# Stated goal
Search the records below for the word "考核奖惩内容" and show every line where it occurs.

# Data for this exercise

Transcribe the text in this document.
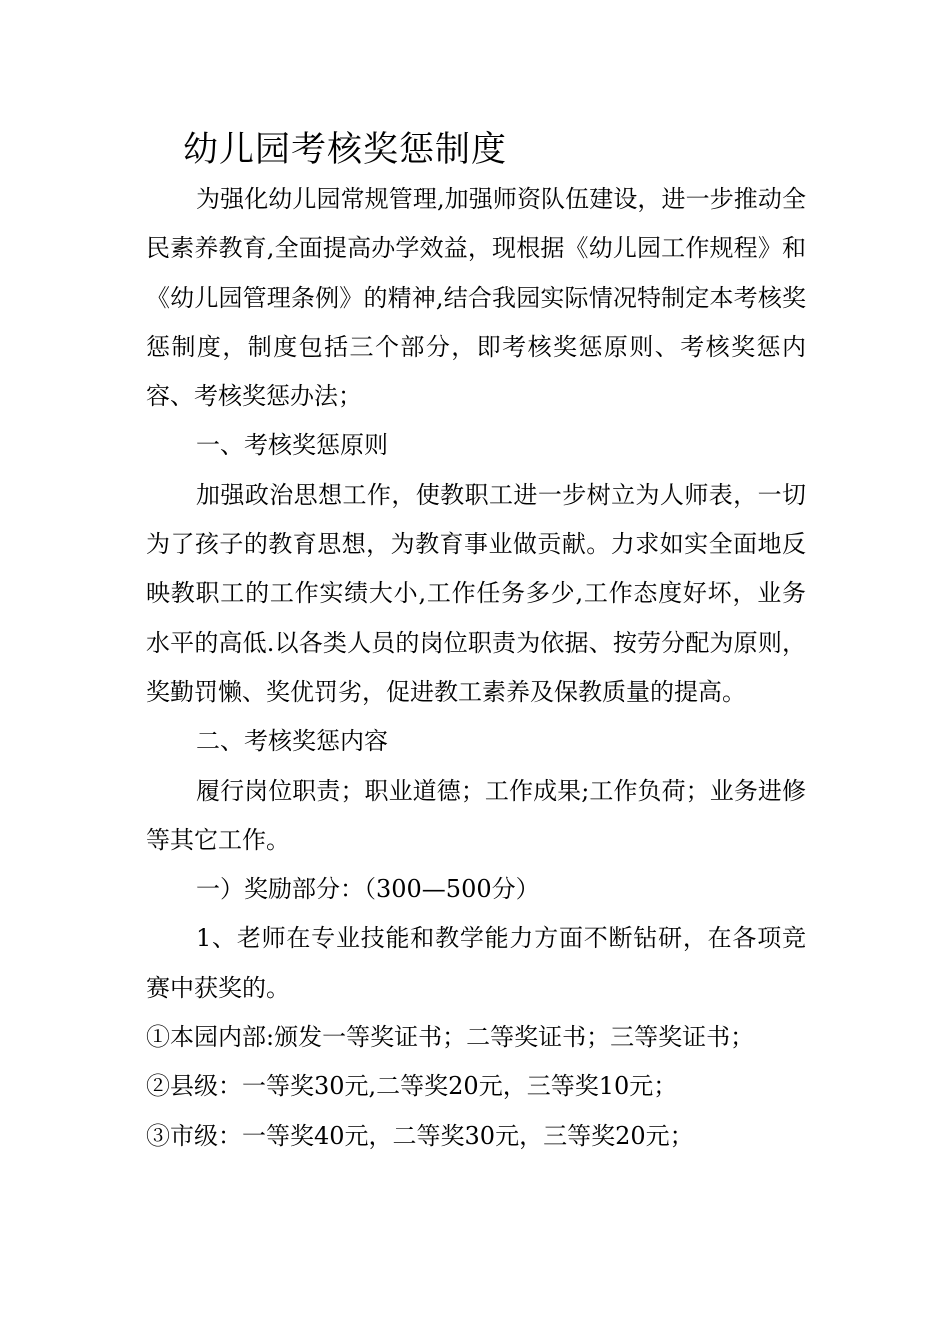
幼儿园考核奖惩制度

为强化幼儿园常规管理,加强师资队伍建设，进一步推动全民素养教育,全面提高办学效益，现根据《幼儿园工作规程》和《幼儿园管理条例》的精神,结合我园实际情况特制定本考核奖惩制度，制度包括三个部分，即考核奖惩原则、考核奖惩内容、考核奖惩办法；

一、考核奖惩原则

加强政治思想工作，使教职工进一步树立为人师表，一切为了孩子的教育思想，为教育事业做贡献。力求如实全面地反映教职工的工作实绩大小,工作任务多少,工作态度好坏，业务水平的高低.以各类人员的岗位职责为依据、按劳分配为原则，奖勤罚懒、奖优罚劣，促进教工素养及保教质量的提高。

二、考核奖惩内容

履行岗位职责；职业道德；工作成果;工作负荷；业务进修等其它工作。

一）奖励部分：（300—500分）

1、老师在专业技能和教学能力方面不断钻研，在各项竞赛中获奖的。

①本园内部:颁发一等奖证书；二等奖证书；三等奖证书；

②县级：一等奖30元,二等奖20元，三等奖10元；

③市级：一等奖40元，二等奖30元，三等奖20元；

# Written solution
为强化幼儿园常规管理,加强师资队伍建设，进一步推动全民素养教育,全面提高办学效益，现根据《幼儿园工作规程》和《幼儿园管理条例》的精神,结合我园实际情况特制定本考核奖惩制度，制度包括三个部分，即考核奖惩原则、考核奖惩内容、考核奖惩办法；
二、考核奖惩内容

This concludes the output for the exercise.